### MATERIAL FOR THE TASK

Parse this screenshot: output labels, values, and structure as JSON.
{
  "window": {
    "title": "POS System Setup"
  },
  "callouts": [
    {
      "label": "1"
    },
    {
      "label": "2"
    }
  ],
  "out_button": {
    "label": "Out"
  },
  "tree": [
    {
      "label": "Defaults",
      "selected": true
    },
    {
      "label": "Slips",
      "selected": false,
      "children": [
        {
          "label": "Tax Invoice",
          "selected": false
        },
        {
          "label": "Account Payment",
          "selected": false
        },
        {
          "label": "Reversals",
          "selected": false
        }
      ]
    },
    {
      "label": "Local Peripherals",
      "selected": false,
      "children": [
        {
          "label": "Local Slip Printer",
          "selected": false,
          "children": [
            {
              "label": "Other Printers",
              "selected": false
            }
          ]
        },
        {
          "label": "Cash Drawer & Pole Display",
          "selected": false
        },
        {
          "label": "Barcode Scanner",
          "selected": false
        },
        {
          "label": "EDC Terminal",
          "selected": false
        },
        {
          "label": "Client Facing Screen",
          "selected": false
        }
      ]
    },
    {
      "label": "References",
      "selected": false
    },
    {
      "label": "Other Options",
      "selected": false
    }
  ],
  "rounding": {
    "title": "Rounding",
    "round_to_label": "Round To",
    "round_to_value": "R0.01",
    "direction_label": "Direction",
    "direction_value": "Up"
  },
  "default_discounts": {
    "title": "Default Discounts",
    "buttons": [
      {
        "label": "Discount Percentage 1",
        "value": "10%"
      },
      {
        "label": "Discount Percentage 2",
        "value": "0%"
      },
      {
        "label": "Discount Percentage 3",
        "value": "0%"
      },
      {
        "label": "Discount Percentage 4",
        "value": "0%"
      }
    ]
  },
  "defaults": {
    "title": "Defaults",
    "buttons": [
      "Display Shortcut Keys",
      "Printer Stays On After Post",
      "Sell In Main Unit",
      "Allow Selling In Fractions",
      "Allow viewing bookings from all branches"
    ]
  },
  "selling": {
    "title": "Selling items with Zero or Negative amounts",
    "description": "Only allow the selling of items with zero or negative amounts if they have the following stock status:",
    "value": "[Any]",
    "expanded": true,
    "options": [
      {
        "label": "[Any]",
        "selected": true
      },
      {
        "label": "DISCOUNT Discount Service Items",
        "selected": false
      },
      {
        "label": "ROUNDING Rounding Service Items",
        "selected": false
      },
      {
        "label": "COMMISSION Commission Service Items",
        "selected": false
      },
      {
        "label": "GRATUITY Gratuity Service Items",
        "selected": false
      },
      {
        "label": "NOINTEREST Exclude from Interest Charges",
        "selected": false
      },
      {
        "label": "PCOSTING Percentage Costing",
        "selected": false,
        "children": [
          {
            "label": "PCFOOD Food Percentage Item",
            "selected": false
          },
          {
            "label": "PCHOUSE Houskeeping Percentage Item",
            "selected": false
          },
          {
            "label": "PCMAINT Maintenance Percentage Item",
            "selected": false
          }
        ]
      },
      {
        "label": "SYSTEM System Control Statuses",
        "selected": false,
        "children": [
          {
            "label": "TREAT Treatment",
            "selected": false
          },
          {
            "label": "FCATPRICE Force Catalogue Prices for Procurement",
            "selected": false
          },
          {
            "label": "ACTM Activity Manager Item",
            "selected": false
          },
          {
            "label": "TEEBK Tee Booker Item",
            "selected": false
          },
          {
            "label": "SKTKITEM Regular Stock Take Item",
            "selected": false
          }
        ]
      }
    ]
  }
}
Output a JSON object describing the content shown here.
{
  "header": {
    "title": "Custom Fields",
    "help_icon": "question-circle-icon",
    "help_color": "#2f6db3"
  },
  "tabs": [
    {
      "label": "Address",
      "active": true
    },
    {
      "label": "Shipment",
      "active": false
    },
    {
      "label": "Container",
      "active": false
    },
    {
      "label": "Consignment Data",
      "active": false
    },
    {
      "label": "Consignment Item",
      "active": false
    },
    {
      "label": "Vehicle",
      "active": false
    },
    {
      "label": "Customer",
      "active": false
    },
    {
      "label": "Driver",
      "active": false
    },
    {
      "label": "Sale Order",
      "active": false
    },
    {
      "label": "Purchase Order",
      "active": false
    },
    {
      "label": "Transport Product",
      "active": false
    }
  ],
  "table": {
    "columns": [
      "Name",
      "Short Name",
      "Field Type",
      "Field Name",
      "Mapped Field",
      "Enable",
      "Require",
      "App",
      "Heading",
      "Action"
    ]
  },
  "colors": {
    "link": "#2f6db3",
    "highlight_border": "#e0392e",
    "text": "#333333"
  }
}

######

WORK TO COMPLETE – Every line above needs to be retyped exactly.

FINISHED TASK –
Parse this screenshot: output labels, values, and structure as JSON.
{
  "window": {
    "title": "POS System Setup"
  },
  "callouts": [
    {
      "label": "1"
    },
    {
      "label": "2"
    }
  ],
  "out_button": {
    "label": "Out"
  },
  "tree": [
    {
      "label": "Defaults",
      "selected": true
    },
    {
      "label": "Slips",
      "selected": false,
      "children": [
        {
          "label": "Tax Invoice",
          "selected": false
        },
        {
          "label": "Account Payment",
          "selected": false
        },
        {
          "label": "Reversals",
          "selected": false
        }
      ]
    },
    {
      "label": "Local Peripherals",
      "selected": false,
      "children": [
        {
          "label": "Local Slip Printer",
          "selected": false,
          "children": [
            {
              "label": "Other Printers",
              "selected": false
            }
          ]
        },
        {
          "label": "Cash Drawer & Pole Display",
          "selected": false
        },
        {
          "label": "Barcode Scanner",
          "selected": false
        },
        {
          "label": "EDC Terminal",
          "selected": false
        },
        {
          "label": "Client Facing Screen",
          "selected": false
        }
      ]
    },
    {
      "label": "References",
      "selected": false
    },
    {
      "label": "Other Options",
      "selected": false
    }
  ],
  "rounding": {
    "title": "Rounding",
    "round_to_label": "Round To",
    "round_to_value": "R0.01",
    "direction_label": "Direction",
    "direction_value": "Up"
  },
  "default_discounts": {
    "title": "Default Discounts",
    "buttons": [
      {
        "label": "Discount Percentage 1",
        "value": "10%"
      },
      {
        "label": "Discount Percentage 2",
        "value": "0%"
      },
      {
        "label": "Discount Percentage 3",
        "value": "0%"
      },
      {
        "label": "Discount Percentage 4",
        "value": "0%"
      }
    ]
  },
  "defaults": {
    "title": "Defaults",
    "buttons": [
      "Display Shortcut Keys",
      "Printer Stays On After Post",
      "Sell In Main Unit",
      "Allow Selling In Fractions",
      "Allow viewing bookings from all branches"
    ]
  },
  "selling": {
    "title": "Selling items with Zero or Negative amounts",
    "description": "Only allow the selling of items with zero or negative amounts if they have the following stock status:",
    "value": "[Any]",
    "expanded": true,
    "options": [
      {
        "label": "[Any]",
        "selected": true
      },
      {
        "label": "DISCOUNT Discount Service Items",
        "selected": false
      },
      {
        "label": "ROUNDING Rounding Service Items",
        "selected": false
      },
      {
        "label": "COMMISSION Commission Service Items",
        "selected": false
      },
      {
        "label": "GRATUITY Gratuity Service Items",
        "selected": false
      },
      {
        "label": "NOINTEREST Exclude from Interest Charges",
        "selected": false
      },
      {
        "label": "PCOSTING Percentage Costing",
        "selected": false,
        "children": [
          {
            "label": "PCFOOD Food Percentage Item",
            "selected": false
          },
          {
            "label": "PCHOUSE Houskeeping Percentage Item",
            "selected": false
          },
          {
            "label": "PCMAINT Maintenance Percentage Item",
            "selected": false
          }
        ]
      },
      {
        "label": "SYSTEM System Control Statuses",
        "selected": false,
        "children": [
          {
            "label": "TREAT Treatment",
            "selected": false
          },
          {
            "label": "FCATPRICE Force Catalogue Prices for Procurement",
            "selected": false
          },
          {
            "label": "ACTM Activity Manager Item",
            "selected": false
          },
          {
            "label": "TEEBK Tee Booker Item",
            "selected": false
          },
          {
            "label": "SKTKITEM Regular Stock Take Item",
            "selected": false
          }
        ]
      }
    ]
  }
}
Output a JSON object describing the content shown here.
{
  "header": {
    "title": "Custom Fields",
    "help_icon": "question-circle-icon",
    "help_color": "#2f6db3"
  },
  "tabs": [
    {
      "label": "Address",
      "active": true
    },
    {
      "label": "Shipment",
      "active": false
    },
    {
      "label": "Container",
      "active": false
    },
    {
      "label": "Consignment Data",
      "active": false
    },
    {
      "label": "Consignment Item",
      "active": false
    },
    {
      "label": "Vehicle",
      "active": false
    },
    {
      "label": "Customer",
      "active": false
    },
    {
      "label": "Driver",
      "active": false
    },
    {
      "label": "Sale Order",
      "active": false
    },
    {
      "label": "Purchase Order",
      "active": false
    },
    {
      "label": "Transport Product",
      "active": false
    }
  ],
  "table": {
    "columns": [
      "Name",
      "Short Name",
      "Field Type",
      "Field Name",
      "Mapped Field",
      "Enable",
      "Require",
      "App",
      "Heading",
      "Action"
    ]
  },
  "colors": {
    "link": "#2f6db3",
    "highlight_border": "#e0392e",
    "text": "#333333"
  }
}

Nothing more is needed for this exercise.